>> start Material supplied

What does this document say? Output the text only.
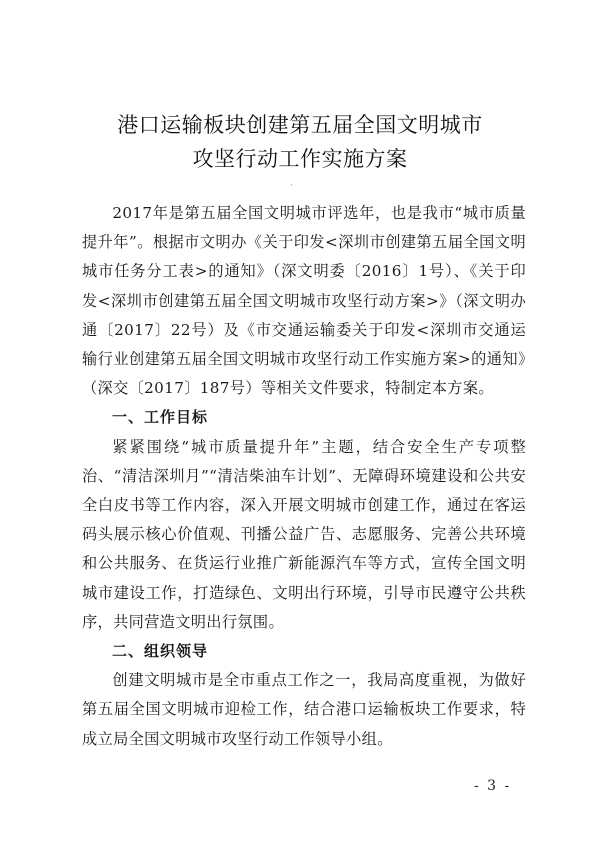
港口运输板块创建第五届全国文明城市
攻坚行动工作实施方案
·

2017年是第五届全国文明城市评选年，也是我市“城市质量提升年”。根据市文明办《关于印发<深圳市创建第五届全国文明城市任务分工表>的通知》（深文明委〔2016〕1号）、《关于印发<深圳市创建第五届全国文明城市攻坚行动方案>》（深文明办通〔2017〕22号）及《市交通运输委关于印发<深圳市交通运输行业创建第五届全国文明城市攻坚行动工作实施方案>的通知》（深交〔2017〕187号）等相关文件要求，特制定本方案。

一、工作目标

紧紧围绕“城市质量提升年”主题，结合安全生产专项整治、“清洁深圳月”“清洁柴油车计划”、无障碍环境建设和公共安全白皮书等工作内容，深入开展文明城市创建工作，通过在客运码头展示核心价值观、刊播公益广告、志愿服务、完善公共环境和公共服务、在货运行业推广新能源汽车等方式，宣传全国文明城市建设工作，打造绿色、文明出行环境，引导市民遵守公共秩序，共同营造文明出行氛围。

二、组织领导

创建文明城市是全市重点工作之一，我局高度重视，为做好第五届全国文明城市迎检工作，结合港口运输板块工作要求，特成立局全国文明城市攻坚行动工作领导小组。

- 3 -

>> end Material supplied

§ Task requirements: Do not copy the pictures, but repeat every line exactly.

§ Written response:
What does this document say? Output the text only.
港口运输板块创建第五届全国文明城市
攻坚行动工作实施方案
·

2017年是第五届全国文明城市评选年，也是我市“城市质量提升年”。根据市文明办《关于印发<深圳市创建第五届全国文明城市任务分工表>的通知》（深文明委〔2016〕1号）、《关于印发<深圳市创建第五届全国文明城市攻坚行动方案>》（深文明办通〔2017〕22号）及《市交通运输委关于印发<深圳市交通运输行业创建第五届全国文明城市攻坚行动工作实施方案>的通知》（深交〔2017〕187号）等相关文件要求，特制定本方案。

一、工作目标

紧紧围绕“城市质量提升年”主题，结合安全生产专项整治、“清洁深圳月”“清洁柴油车计划”、无障碍环境建设和公共安全白皮书等工作内容，深入开展文明城市创建工作，通过在客运码头展示核心价值观、刊播公益广告、志愿服务、完善公共环境和公共服务、在货运行业推广新能源汽车等方式，宣传全国文明城市建设工作，打造绿色、文明出行环境，引导市民遵守公共秩序，共同营造文明出行氛围。

二、组织领导

创建文明城市是全市重点工作之一，我局高度重视，为做好第五届全国文明城市迎检工作，结合港口运输板块工作要求，特成立局全国文明城市攻坚行动工作领导小组。

- 3 -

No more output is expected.